* Listed entries
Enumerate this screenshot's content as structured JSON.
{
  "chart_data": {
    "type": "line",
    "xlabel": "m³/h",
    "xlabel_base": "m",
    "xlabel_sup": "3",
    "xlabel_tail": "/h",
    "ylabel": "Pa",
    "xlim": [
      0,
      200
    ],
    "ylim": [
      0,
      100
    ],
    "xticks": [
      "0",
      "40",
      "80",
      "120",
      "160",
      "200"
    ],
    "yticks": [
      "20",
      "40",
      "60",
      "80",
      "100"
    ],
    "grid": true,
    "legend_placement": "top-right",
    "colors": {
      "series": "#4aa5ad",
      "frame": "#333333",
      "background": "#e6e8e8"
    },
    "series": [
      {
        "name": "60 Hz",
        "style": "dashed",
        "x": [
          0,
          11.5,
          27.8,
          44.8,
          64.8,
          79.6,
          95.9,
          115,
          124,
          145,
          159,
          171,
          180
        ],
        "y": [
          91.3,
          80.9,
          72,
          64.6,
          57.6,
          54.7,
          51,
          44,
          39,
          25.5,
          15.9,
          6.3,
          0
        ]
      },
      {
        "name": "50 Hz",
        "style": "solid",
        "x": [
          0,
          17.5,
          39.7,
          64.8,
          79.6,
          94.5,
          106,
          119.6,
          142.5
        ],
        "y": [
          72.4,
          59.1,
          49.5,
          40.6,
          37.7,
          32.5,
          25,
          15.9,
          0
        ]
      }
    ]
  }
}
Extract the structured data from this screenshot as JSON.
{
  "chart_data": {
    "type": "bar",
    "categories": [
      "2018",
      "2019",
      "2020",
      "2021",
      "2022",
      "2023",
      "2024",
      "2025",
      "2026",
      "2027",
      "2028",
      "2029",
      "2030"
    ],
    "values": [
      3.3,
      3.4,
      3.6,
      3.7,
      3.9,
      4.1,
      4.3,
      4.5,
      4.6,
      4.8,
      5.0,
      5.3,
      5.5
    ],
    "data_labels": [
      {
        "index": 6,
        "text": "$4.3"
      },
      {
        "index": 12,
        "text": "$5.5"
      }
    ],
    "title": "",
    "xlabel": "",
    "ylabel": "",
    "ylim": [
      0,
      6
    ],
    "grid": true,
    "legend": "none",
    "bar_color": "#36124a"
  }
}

* Exercise requirements
Reproduce each line from the records that contains the word "structured".

* Reply
Enumerate this screenshot's content as structured JSON.
Extract the structured data from this screenshot as JSON.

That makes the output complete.